**The request:** Repeat the records below exactly, leaving out every picture.
-.-.-
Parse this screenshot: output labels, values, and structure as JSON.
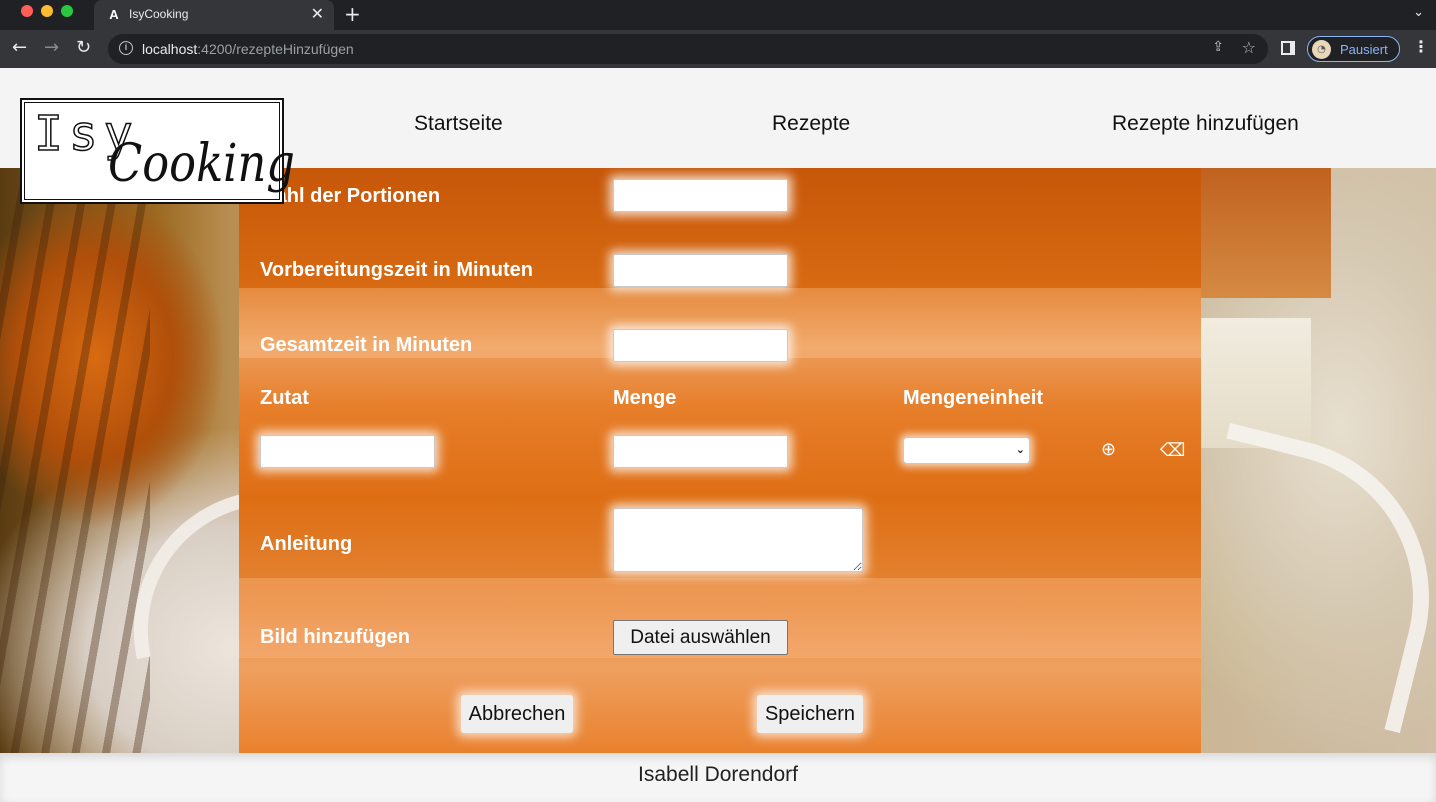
{
  "browser": {
    "tab_favicon": "A",
    "tab_title": "IsyCooking",
    "tab_close": "✕",
    "new_tab": "+",
    "tab_menu": "⌄",
    "url_host": "localhost",
    "url_path": ":4200/rezepteHinzufügen",
    "profile_label": "Pausiert",
    "icons": {
      "back": "←",
      "forward": "→",
      "reload": "↻",
      "info": "i",
      "share": "⇪",
      "star": "☆",
      "menu": "⋮",
      "avatar": "◔"
    }
  },
  "header": {
    "logo_top": "Isy",
    "logo_bottom": "Cooking",
    "nav": {
      "home": "Startseite",
      "recipes": "Rezepte",
      "add_recipes": "Rezepte hinzufügen"
    }
  },
  "form": {
    "portions_label": "Anzahl der Portionen",
    "prep_time_label": "Vorbereitungszeit in Minuten",
    "total_time_label": "Gesamtzeit in Minuten",
    "ingredient_label": "Zutat",
    "amount_label": "Menge",
    "unit_label": "Mengeneinheit",
    "unit_selected": "",
    "add_icon": "⊕",
    "erase_icon": "⌫",
    "instructions_label": "Anleitung",
    "image_label": "Bild hinzufügen",
    "file_button": "Datei auswählen",
    "cancel_button": "Abbrechen",
    "save_button": "Speichern"
  },
  "footer": {
    "author": "Isabell Dorendorf"
  }
}
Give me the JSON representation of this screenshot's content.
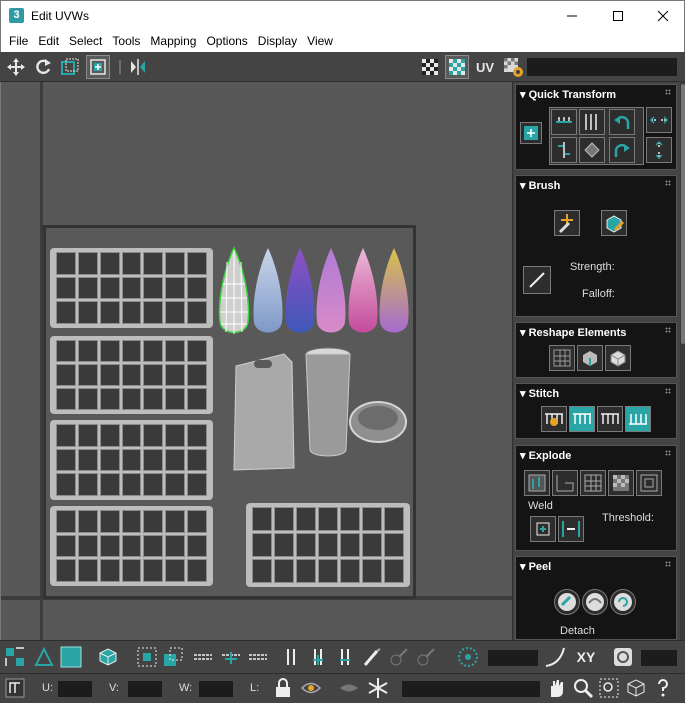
{
  "window": {
    "title": "Edit UVWs",
    "app_icon_text": "3"
  },
  "menu": [
    "File",
    "Edit",
    "Select",
    "Tools",
    "Mapping",
    "Options",
    "Display",
    "View"
  ],
  "top_toolbar": {
    "uv_label": "UV",
    "icons": [
      "move-icon",
      "rotate-icon",
      "scale-icon",
      "freeform-icon",
      "mirror-icon",
      "checker-icon",
      "checker-pattern-icon",
      "uv-options-icon"
    ]
  },
  "colors": {
    "accent": "#2aa5a5",
    "panel_bg": "#141414",
    "toolbar_bg": "#444444",
    "viewport_bg": "#585858"
  },
  "panel": {
    "quick_transform": {
      "title": "Quick Transform"
    },
    "brush": {
      "title": "Brush",
      "strength_label": "Strength:",
      "falloff_label": "Falloff:"
    },
    "reshape": {
      "title": "Reshape Elements"
    },
    "stitch": {
      "title": "Stitch"
    },
    "explode": {
      "title": "Explode",
      "weld_label": "Weld",
      "threshold_label": "Threshold:"
    },
    "peel": {
      "title": "Peel",
      "detach_label": "Detach"
    }
  },
  "bottom_toolbar": {
    "xy_label": "XY"
  },
  "status_bar": {
    "u_label": "U:",
    "v_label": "V:",
    "w_label": "W:",
    "l_label": "L:"
  }
}
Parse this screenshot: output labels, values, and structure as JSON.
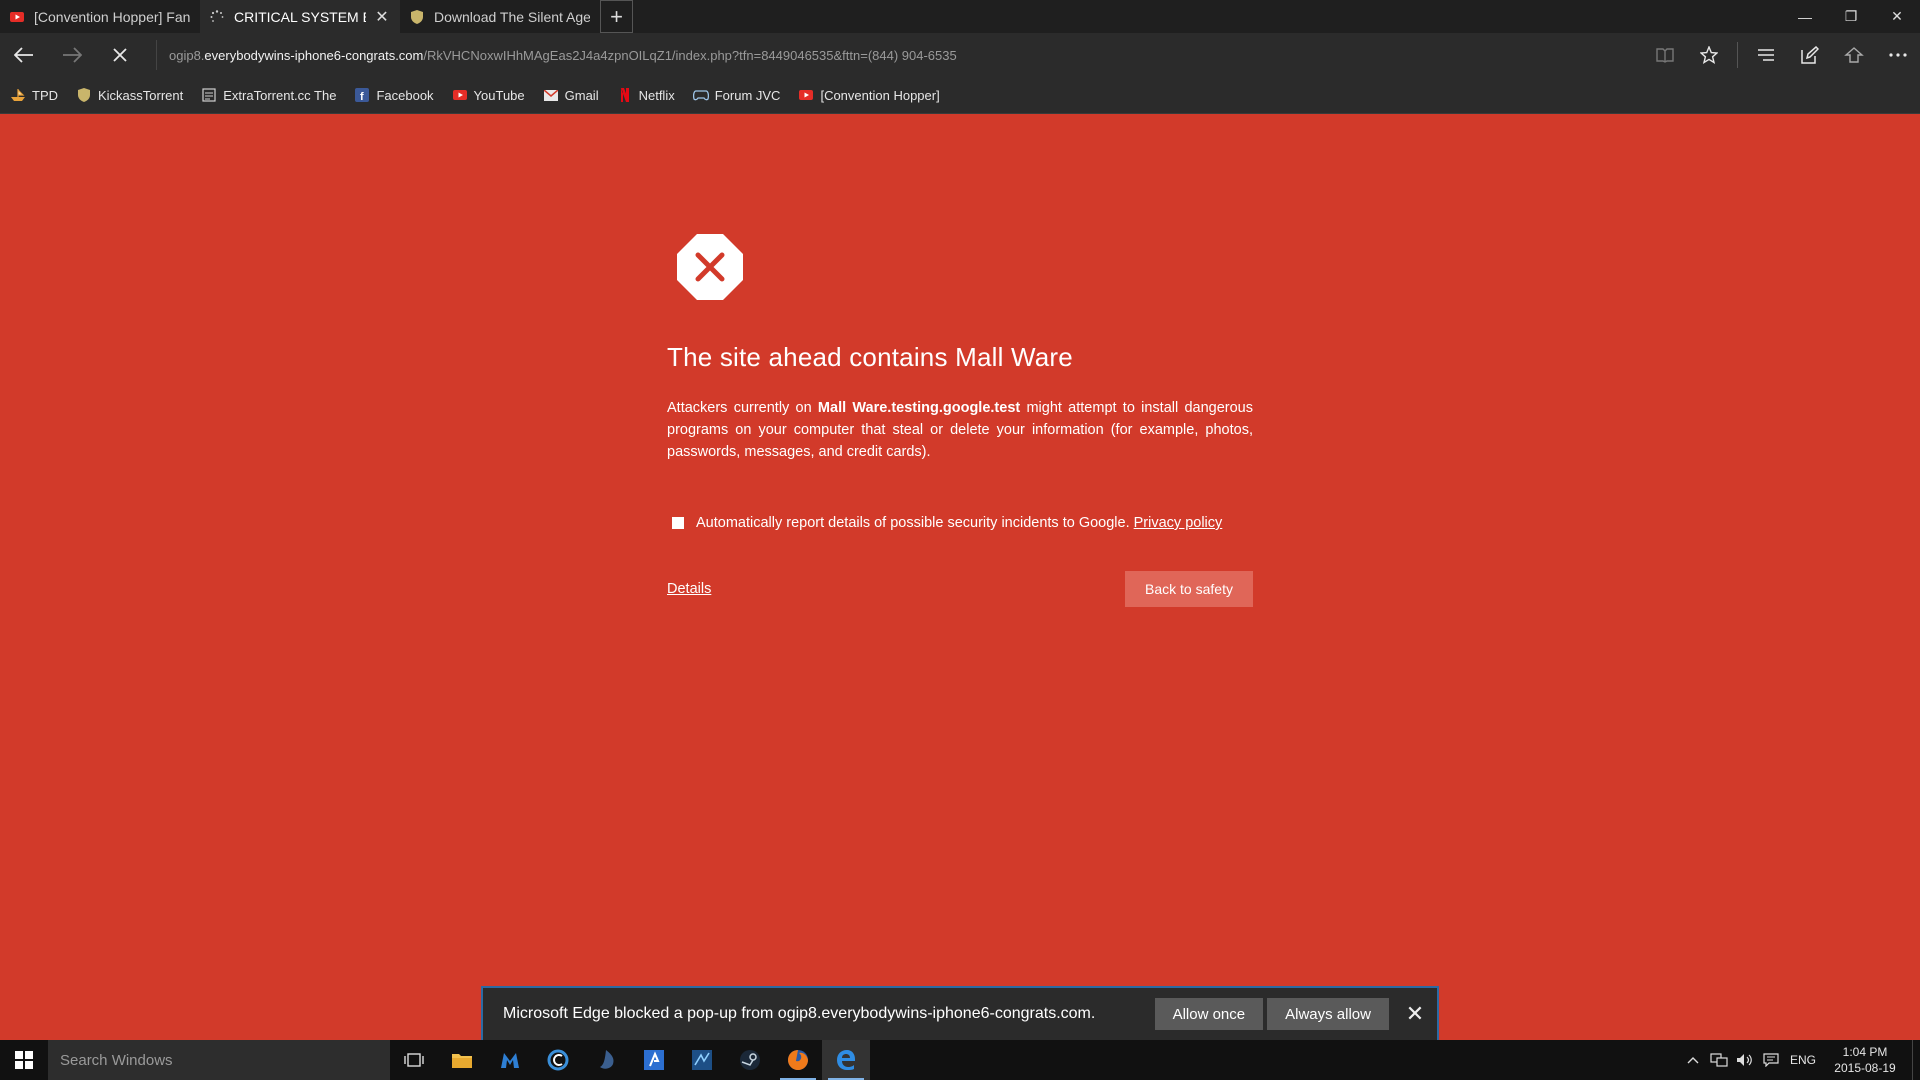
-.-.-
**The output:**
Parse this screenshot: output labels, values, and structure as JSON.
{
  "browser": {
    "tab_favicon": "A",
    "tab_title": "IsyCooking",
    "tab_close": "✕",
    "new_tab": "+",
    "tab_menu": "⌄",
    "url_host": "localhost",
    "url_path": ":4200/rezepteHinzufügen",
    "profile_label": "Pausiert",
    "icons": {
      "back": "←",
      "forward": "→",
      "reload": "↻",
      "info": "i",
      "share": "⇪",
      "star": "☆",
      "menu": "⋮",
      "avatar": "◔"
    }
  },
  "header": {
    "logo_top": "Isy",
    "logo_bottom": "Cooking",
    "nav": {
      "home": "Startseite",
      "recipes": "Rezepte",
      "add_recipes": "Rezepte hinzufügen"
    }
  },
  "form": {
    "portions_label": "Anzahl der Portionen",
    "prep_time_label": "Vorbereitungszeit in Minuten",
    "total_time_label": "Gesamtzeit in Minuten",
    "ingredient_label": "Zutat",
    "amount_label": "Menge",
    "unit_label": "Mengeneinheit",
    "unit_selected": "",
    "add_icon": "⊕",
    "erase_icon": "⌫",
    "instructions_label": "Anleitung",
    "image_label": "Bild hinzufügen",
    "file_button": "Datei auswählen",
    "cancel_button": "Abbrechen",
    "save_button": "Speichern"
  },
  "footer": {
    "author": "Isabell Dorendorf"
  }
}
Give me the JSON representation of this screenshot's content.
{
  "window": {
    "title": "Edit UVWs",
    "app_icon_text": "3"
  },
  "menu": [
    "File",
    "Edit",
    "Select",
    "Tools",
    "Mapping",
    "Options",
    "Display",
    "View"
  ],
  "top_toolbar": {
    "uv_label": "UV",
    "icons": [
      "move-icon",
      "rotate-icon",
      "scale-icon",
      "freeform-icon",
      "mirror-icon",
      "checker-icon",
      "checker-pattern-icon",
      "uv-options-icon"
    ]
  },
  "colors": {
    "accent": "#2aa5a5",
    "panel_bg": "#141414",
    "toolbar_bg": "#444444",
    "viewport_bg": "#585858"
  },
  "panel": {
    "quick_transform": {
      "title": "Quick Transform"
    },
    "brush": {
      "title": "Brush",
      "strength_label": "Strength:",
      "falloff_label": "Falloff:"
    },
    "reshape": {
      "title": "Reshape Elements"
    },
    "stitch": {
      "title": "Stitch"
    },
    "explode": {
      "title": "Explode",
      "weld_label": "Weld",
      "threshold_label": "Threshold:"
    },
    "peel": {
      "title": "Peel",
      "detach_label": "Detach"
    }
  },
  "bottom_toolbar": {
    "xy_label": "XY"
  },
  "status_bar": {
    "u_label": "U:",
    "v_label": "V:",
    "w_label": "W:",
    "l_label": "L:"
  }
}
Parse this screenshot: output labels, values, and structure as JSON.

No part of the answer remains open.